Reproduce the records below verbatim, line by line, without altering any character.

:: Supplied records

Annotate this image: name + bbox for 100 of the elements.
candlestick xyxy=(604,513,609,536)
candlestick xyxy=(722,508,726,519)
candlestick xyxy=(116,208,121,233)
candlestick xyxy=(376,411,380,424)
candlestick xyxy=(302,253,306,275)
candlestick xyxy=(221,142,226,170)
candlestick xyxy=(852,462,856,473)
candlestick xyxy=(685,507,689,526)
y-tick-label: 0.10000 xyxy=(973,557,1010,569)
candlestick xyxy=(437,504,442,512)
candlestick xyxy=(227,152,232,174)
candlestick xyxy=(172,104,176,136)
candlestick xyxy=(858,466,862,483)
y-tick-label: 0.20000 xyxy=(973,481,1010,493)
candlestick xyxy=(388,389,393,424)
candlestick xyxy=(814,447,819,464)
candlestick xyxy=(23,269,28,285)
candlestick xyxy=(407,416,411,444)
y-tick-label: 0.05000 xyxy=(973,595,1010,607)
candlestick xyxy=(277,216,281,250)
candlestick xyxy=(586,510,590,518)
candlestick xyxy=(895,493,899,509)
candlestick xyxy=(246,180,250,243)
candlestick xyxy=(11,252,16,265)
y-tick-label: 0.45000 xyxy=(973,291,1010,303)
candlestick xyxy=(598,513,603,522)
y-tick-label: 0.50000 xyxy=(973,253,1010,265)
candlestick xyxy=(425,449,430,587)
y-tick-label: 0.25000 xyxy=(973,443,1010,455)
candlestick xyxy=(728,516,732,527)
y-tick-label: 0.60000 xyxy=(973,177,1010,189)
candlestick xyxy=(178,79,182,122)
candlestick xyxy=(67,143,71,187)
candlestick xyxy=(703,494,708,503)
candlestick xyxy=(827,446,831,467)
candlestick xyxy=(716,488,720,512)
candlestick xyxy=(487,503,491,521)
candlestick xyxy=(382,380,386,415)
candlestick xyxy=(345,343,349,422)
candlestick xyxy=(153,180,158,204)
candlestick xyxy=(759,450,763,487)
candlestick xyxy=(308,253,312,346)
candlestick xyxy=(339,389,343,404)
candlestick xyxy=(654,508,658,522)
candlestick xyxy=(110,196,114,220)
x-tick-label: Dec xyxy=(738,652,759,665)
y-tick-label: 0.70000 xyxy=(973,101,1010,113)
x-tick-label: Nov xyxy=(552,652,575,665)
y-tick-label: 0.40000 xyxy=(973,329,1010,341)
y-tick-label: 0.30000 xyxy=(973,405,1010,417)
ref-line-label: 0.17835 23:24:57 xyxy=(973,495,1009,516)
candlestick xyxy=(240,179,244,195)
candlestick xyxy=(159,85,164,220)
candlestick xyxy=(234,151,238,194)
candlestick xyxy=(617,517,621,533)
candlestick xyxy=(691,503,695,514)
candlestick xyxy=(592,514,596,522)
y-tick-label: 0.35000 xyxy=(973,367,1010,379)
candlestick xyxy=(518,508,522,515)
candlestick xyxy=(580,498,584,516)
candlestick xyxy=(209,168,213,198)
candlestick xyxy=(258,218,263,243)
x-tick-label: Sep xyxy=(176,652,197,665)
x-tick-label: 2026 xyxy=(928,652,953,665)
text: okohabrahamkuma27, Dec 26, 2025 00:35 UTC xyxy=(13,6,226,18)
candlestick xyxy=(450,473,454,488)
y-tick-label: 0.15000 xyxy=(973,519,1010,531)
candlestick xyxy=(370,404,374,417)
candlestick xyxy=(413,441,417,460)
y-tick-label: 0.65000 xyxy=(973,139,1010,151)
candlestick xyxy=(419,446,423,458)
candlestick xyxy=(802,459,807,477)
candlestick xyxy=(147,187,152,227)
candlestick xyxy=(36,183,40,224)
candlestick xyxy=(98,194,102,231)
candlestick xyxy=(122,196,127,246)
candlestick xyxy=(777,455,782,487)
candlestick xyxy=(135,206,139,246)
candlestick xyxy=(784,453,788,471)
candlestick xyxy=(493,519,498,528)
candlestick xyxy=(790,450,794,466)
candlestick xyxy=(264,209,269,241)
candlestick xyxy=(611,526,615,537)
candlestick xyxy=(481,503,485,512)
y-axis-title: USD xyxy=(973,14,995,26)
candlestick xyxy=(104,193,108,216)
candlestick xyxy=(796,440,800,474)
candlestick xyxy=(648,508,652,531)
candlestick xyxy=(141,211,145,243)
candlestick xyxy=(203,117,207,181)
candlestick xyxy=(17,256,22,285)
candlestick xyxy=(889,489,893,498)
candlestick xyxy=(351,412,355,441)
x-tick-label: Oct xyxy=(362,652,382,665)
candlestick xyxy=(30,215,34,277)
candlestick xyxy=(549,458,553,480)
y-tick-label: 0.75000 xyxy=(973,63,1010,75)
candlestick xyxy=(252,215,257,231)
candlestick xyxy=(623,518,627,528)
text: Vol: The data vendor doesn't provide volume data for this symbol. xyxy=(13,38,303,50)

::::

- [Solution to this exercise]:
Annotate this image: name + bbox for 100 of the elements.
candlestick xyxy=(604,513,609,536)
candlestick xyxy=(722,508,726,519)
candlestick xyxy=(116,208,121,233)
candlestick xyxy=(376,411,380,424)
candlestick xyxy=(302,253,306,275)
candlestick xyxy=(221,142,226,170)
candlestick xyxy=(852,462,856,473)
candlestick xyxy=(685,507,689,526)
y-tick-label: 0.10000 xyxy=(973,557,1010,569)
candlestick xyxy=(437,504,442,512)
candlestick xyxy=(227,152,232,174)
candlestick xyxy=(172,104,176,136)
candlestick xyxy=(858,466,862,483)
y-tick-label: 0.20000 xyxy=(973,481,1010,493)
candlestick xyxy=(388,389,393,424)
candlestick xyxy=(814,447,819,464)
candlestick xyxy=(23,269,28,285)
candlestick xyxy=(407,416,411,444)
y-tick-label: 0.05000 xyxy=(973,595,1010,607)
candlestick xyxy=(277,216,281,250)
candlestick xyxy=(586,510,590,518)
candlestick xyxy=(895,493,899,509)
candlestick xyxy=(246,180,250,243)
candlestick xyxy=(11,252,16,265)
y-tick-label: 0.45000 xyxy=(973,291,1010,303)
candlestick xyxy=(598,513,603,522)
y-tick-label: 0.50000 xyxy=(973,253,1010,265)
candlestick xyxy=(425,449,430,587)
y-tick-label: 0.25000 xyxy=(973,443,1010,455)
candlestick xyxy=(728,516,732,527)
y-tick-label: 0.60000 xyxy=(973,177,1010,189)
candlestick xyxy=(178,79,182,122)
candlestick xyxy=(67,143,71,187)
candlestick xyxy=(703,494,708,503)
candlestick xyxy=(827,446,831,467)
candlestick xyxy=(716,488,720,512)
candlestick xyxy=(487,503,491,521)
candlestick xyxy=(382,380,386,415)
candlestick xyxy=(345,343,349,422)
candlestick xyxy=(153,180,158,204)
candlestick xyxy=(759,450,763,487)
candlestick xyxy=(308,253,312,346)
candlestick xyxy=(339,389,343,404)
candlestick xyxy=(654,508,658,522)
candlestick xyxy=(110,196,114,220)
x-tick-label: Dec xyxy=(738,652,759,665)
y-tick-label: 0.70000 xyxy=(973,101,1010,113)
x-tick-label: Nov xyxy=(552,652,575,665)
y-tick-label: 0.40000 xyxy=(973,329,1010,341)
y-tick-label: 0.30000 xyxy=(973,405,1010,417)
ref-line-label: 0.17835 23:24:57 xyxy=(973,495,1009,516)
candlestick xyxy=(240,179,244,195)
candlestick xyxy=(159,85,164,220)
candlestick xyxy=(234,151,238,194)
candlestick xyxy=(617,517,621,533)
candlestick xyxy=(691,503,695,514)
candlestick xyxy=(592,514,596,522)
y-tick-label: 0.35000 xyxy=(973,367,1010,379)
candlestick xyxy=(518,508,522,515)
candlestick xyxy=(580,498,584,516)
candlestick xyxy=(209,168,213,198)
candlestick xyxy=(258,218,263,243)
x-tick-label: Sep xyxy=(176,652,197,665)
x-tick-label: 2026 xyxy=(928,652,953,665)
text: okohabrahamkuma27, Dec 26, 2025 00:35 UTC xyxy=(13,6,226,18)
candlestick xyxy=(450,473,454,488)
y-tick-label: 0.15000 xyxy=(973,519,1010,531)
candlestick xyxy=(370,404,374,417)
candlestick xyxy=(413,441,417,460)
y-tick-label: 0.65000 xyxy=(973,139,1010,151)
candlestick xyxy=(419,446,423,458)
candlestick xyxy=(802,459,807,477)
candlestick xyxy=(147,187,152,227)
candlestick xyxy=(36,183,40,224)
candlestick xyxy=(98,194,102,231)
candlestick xyxy=(122,196,127,246)
candlestick xyxy=(777,455,782,487)
candlestick xyxy=(135,206,139,246)
candlestick xyxy=(784,453,788,471)
candlestick xyxy=(493,519,498,528)
candlestick xyxy=(790,450,794,466)
candlestick xyxy=(264,209,269,241)
candlestick xyxy=(611,526,615,537)
candlestick xyxy=(481,503,485,512)
y-axis-title: USD xyxy=(973,14,995,26)
candlestick xyxy=(104,193,108,216)
candlestick xyxy=(796,440,800,474)
candlestick xyxy=(648,508,652,531)
candlestick xyxy=(141,211,145,243)
candlestick xyxy=(203,117,207,181)
candlestick xyxy=(17,256,22,285)
candlestick xyxy=(889,489,893,498)
candlestick xyxy=(351,412,355,441)
x-tick-label: Oct xyxy=(362,652,382,665)
candlestick xyxy=(30,215,34,277)
candlestick xyxy=(549,458,553,480)
y-tick-label: 0.75000 xyxy=(973,63,1010,75)
candlestick xyxy=(252,215,257,231)
candlestick xyxy=(623,518,627,528)
text: Vol: The data vendor doesn't provide volume data for this symbol. xyxy=(13,38,303,50)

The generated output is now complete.